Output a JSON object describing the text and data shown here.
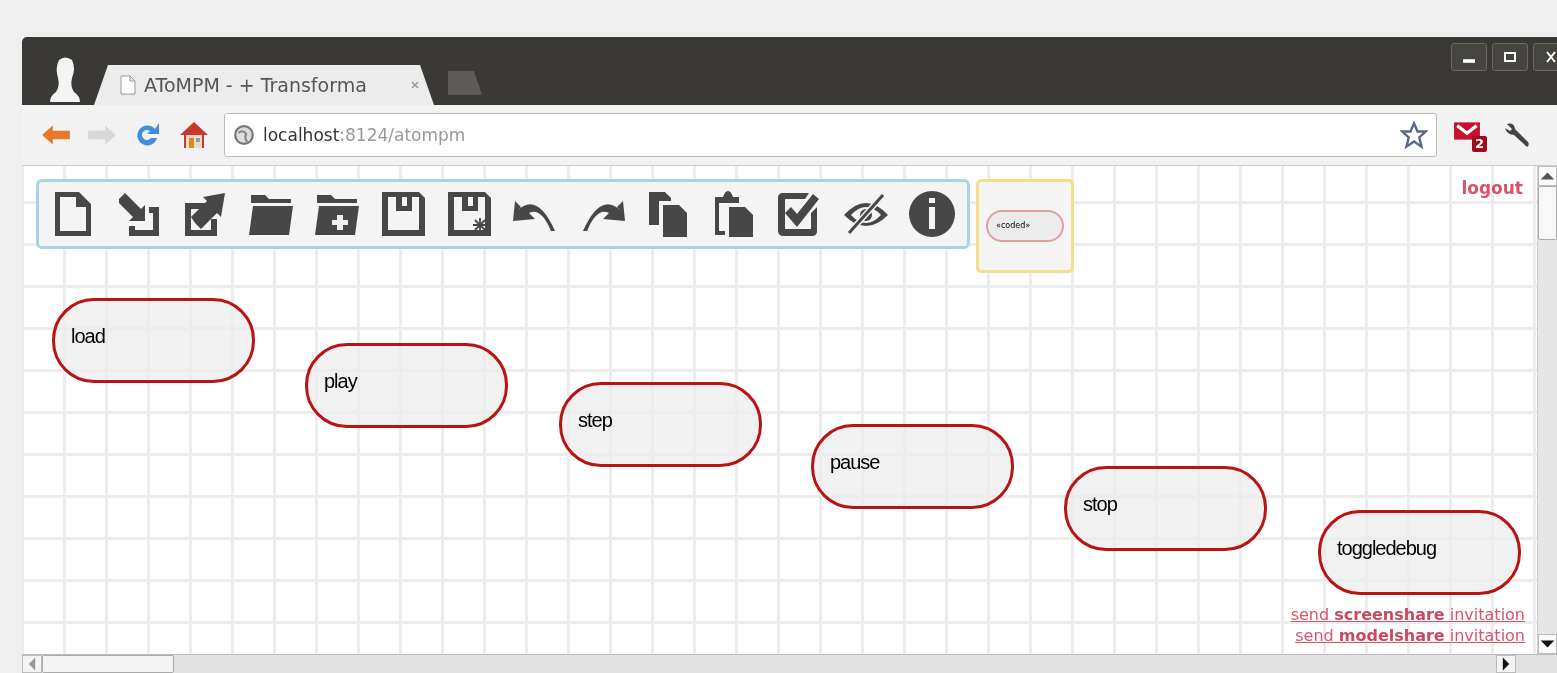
{
  "browser": {
    "tab": {
      "title": "AToMPM - + Transforma"
    },
    "address": {
      "host": "localhost",
      "path": ":8124/atompm"
    },
    "mail_badge": "2"
  },
  "toolbar": [
    {
      "kind": "new"
    },
    {
      "kind": "import"
    },
    {
      "kind": "export"
    },
    {
      "kind": "open"
    },
    {
      "kind": "openplus"
    },
    {
      "kind": "save"
    },
    {
      "kind": "saveas"
    },
    {
      "kind": "undo"
    },
    {
      "kind": "redo"
    },
    {
      "kind": "copy"
    },
    {
      "kind": "paste"
    },
    {
      "kind": "validate"
    },
    {
      "kind": "hide"
    },
    {
      "kind": "info"
    }
  ],
  "palette": {
    "items": [
      {
        "label": "«coded»"
      }
    ]
  },
  "logout": "logout",
  "nodes": [
    {
      "label": "load"
    },
    {
      "label": "play"
    },
    {
      "label": "step"
    },
    {
      "label": "pause"
    },
    {
      "label": "stop"
    },
    {
      "label": "toggledebug"
    }
  ],
  "invitations": [
    "send **screenshare** invitation",
    "send **modelshare** invitation"
  ]
}
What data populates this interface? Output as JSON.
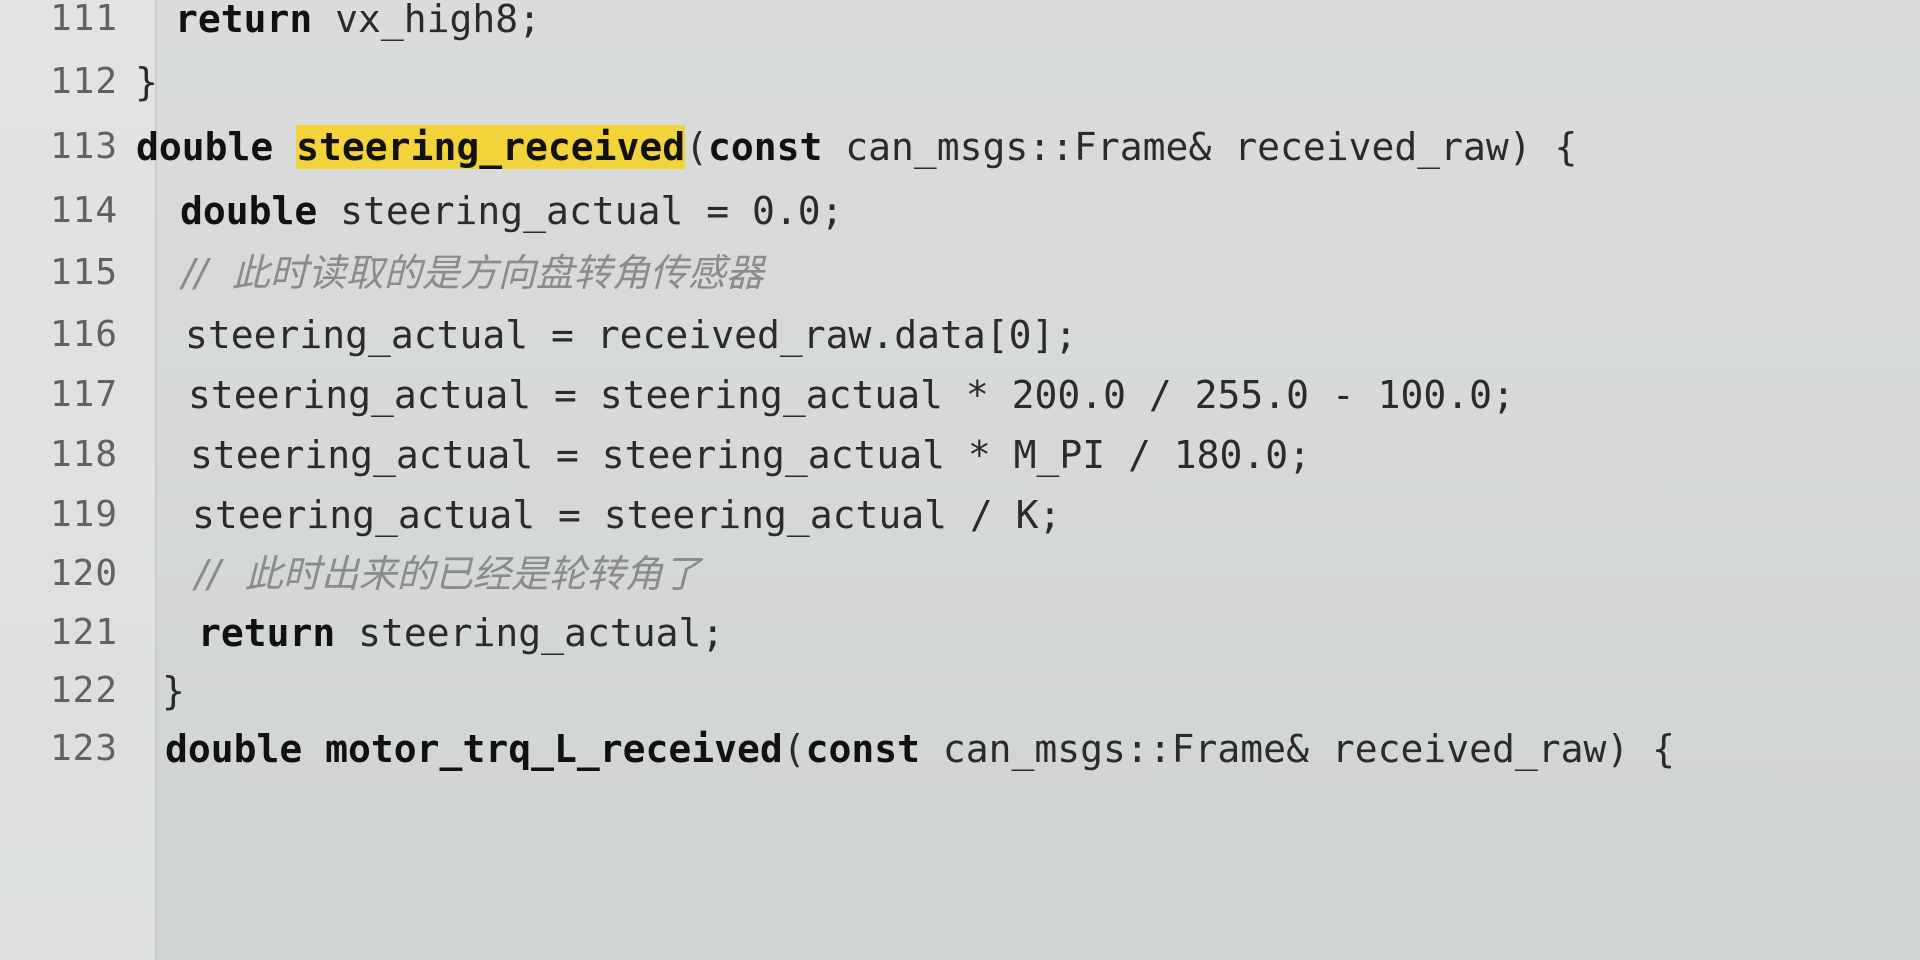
{
  "lines": [
    {
      "num": "111",
      "t1": "return",
      "t2": " vx_high8;"
    },
    {
      "num": "112",
      "t1": "}"
    },
    {
      "num": "113",
      "kw": "double",
      "fn": "steering_received",
      "rest1": "(",
      "kw2": "const",
      "rest2": " can_msgs::Frame& received_raw) {"
    },
    {
      "num": "114",
      "kw": "double",
      "rest": " steering_actual = 0.0;"
    },
    {
      "num": "115",
      "comment": "//  此时读取的是方向盘转角传感器"
    },
    {
      "num": "116",
      "text": "steering_actual = received_raw.data[0];"
    },
    {
      "num": "117",
      "text": "steering_actual = steering_actual * 200.0 / 255.0 - 100.0;"
    },
    {
      "num": "118",
      "text": "steering_actual = steering_actual * M_PI / 180.0;"
    },
    {
      "num": "119",
      "text": "steering_actual = steering_actual / K;"
    },
    {
      "num": "120",
      "comment": "//  此时出来的已经是轮转角了"
    },
    {
      "num": "121",
      "kw": "return",
      "rest": " steering_actual;"
    },
    {
      "num": "122",
      "text": "}"
    },
    {
      "num": "123",
      "kw": "double",
      "fn": "motor_trq_L_received",
      "rest1": "(",
      "kw2": "const",
      "rest2": " can_msgs::Frame& received_raw) {"
    }
  ]
}
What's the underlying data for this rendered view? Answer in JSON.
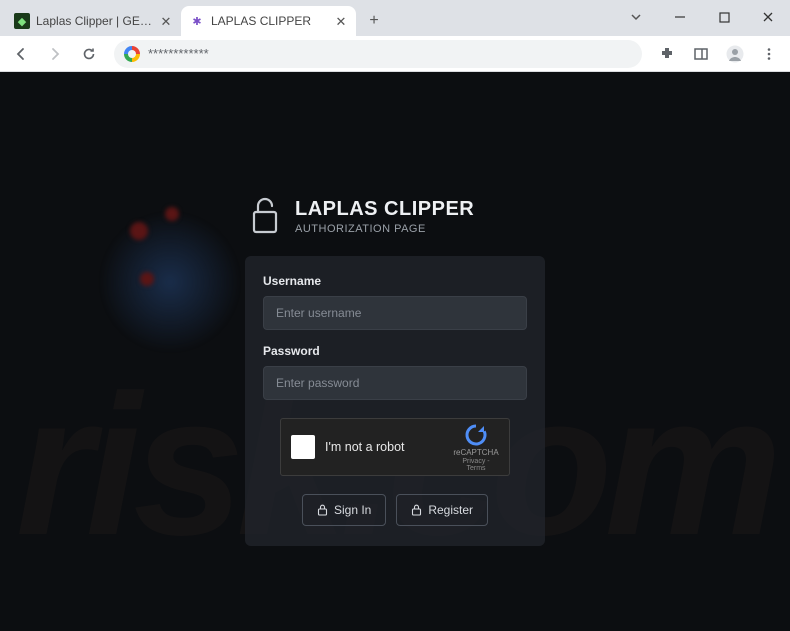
{
  "browser": {
    "tabs": [
      {
        "title": "Laplas Clipper | GENERATION OF",
        "active": false
      },
      {
        "title": "LAPLAS CLIPPER",
        "active": true
      }
    ],
    "omnibox_value": "************"
  },
  "page": {
    "brand_title": "LAPLAS CLIPPER",
    "brand_subtitle": "AUTHORIZATION PAGE",
    "username_label": "Username",
    "username_placeholder": "Enter username",
    "username_value": "",
    "password_label": "Password",
    "password_placeholder": "Enter password",
    "password_value": "",
    "recaptcha_text": "I'm not a robot",
    "recaptcha_brand": "reCAPTCHA",
    "recaptcha_legal": "Privacy - Terms",
    "signin_label": "Sign In",
    "register_label": "Register",
    "watermark_text": "risk.com"
  },
  "colors": {
    "page_bg": "#0c0e11",
    "panel_bg": "rgba(32,36,42,0.80)",
    "input_bg": "#2f343b",
    "accent": "#4a505a"
  }
}
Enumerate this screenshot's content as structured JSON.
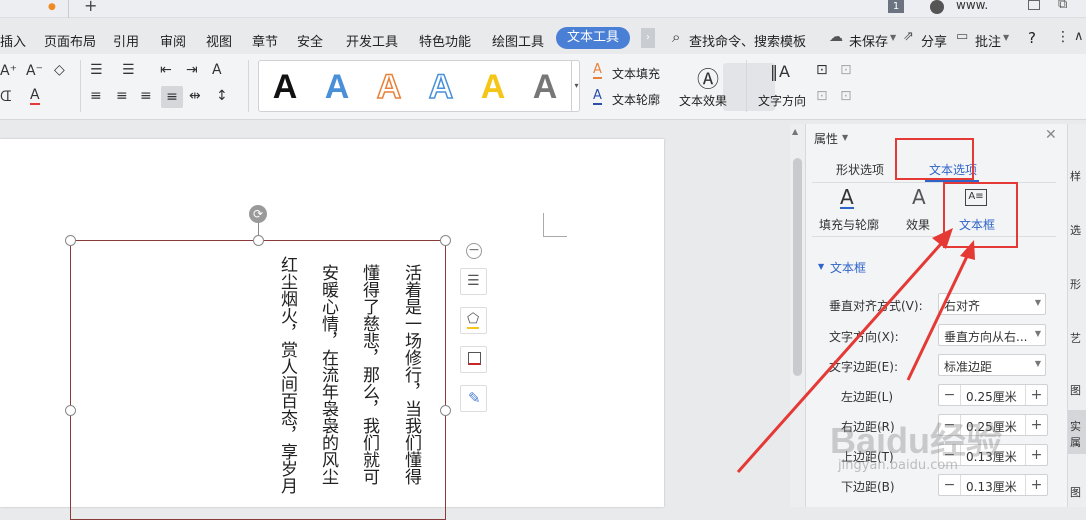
{
  "titlebar": {
    "page_badge": "1",
    "username": "www."
  },
  "menu": {
    "items": [
      "插入",
      "页面布局",
      "引用",
      "审阅",
      "视图",
      "章节",
      "安全",
      "开发工具",
      "特色功能",
      "绘图工具"
    ],
    "active": "文本工具",
    "search": "查找命令、搜索模板",
    "unsaved": "未保存",
    "share": "分享",
    "comment": "批注",
    "help": "?"
  },
  "ribbon": {
    "text_fill": "文本填充",
    "text_outline": "文本轮廓",
    "text_effect": "文本效果",
    "text_direction": "文字方向",
    "style_letters": [
      "A",
      "A",
      "A",
      "A",
      "A",
      "A"
    ],
    "style_colors": [
      "#111111",
      "#4a90d9",
      "#e8823a",
      "#4a90d9",
      "#f5c518",
      "#777777"
    ]
  },
  "document": {
    "columns": [
      "活着是一场修行，当我们懂得",
      "懂得了慈悲，那么，我们就可",
      "安暖心情，在流年袅袅的风尘",
      "红尘烟火，赏人间百态，享岁月"
    ]
  },
  "panel": {
    "title": "属性",
    "tabs": [
      "形状选项",
      "文本选项"
    ],
    "subtabs": [
      "填充与轮廓",
      "效果",
      "文本框"
    ],
    "section": "文本框",
    "rows": [
      {
        "label": "垂直对齐方式(V):",
        "value": "右对齐"
      },
      {
        "label": "文字方向(X):",
        "value": "垂直方向从右..."
      },
      {
        "label": "文字边距(E):",
        "value": "标准边距"
      }
    ],
    "margins": [
      {
        "label": "左边距(L)",
        "value": "0.25厘米"
      },
      {
        "label": "右边距(R)",
        "value": "0.25厘米"
      },
      {
        "label": "上边距(T)",
        "value": "0.13厘米"
      },
      {
        "label": "下边距(B)",
        "value": "0.13厘米"
      }
    ]
  },
  "rightbar": {
    "items": [
      "样",
      "选",
      "形",
      "艺",
      "图",
      "实",
      "属",
      "图"
    ]
  },
  "watermark": {
    "brand": "Baidu经验",
    "url": "jingyan.baidu.com"
  }
}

....

* **What you are asked to do**: Go through the material above and count the lines that contain "data"; give that number alone.

* **Written answer**: 4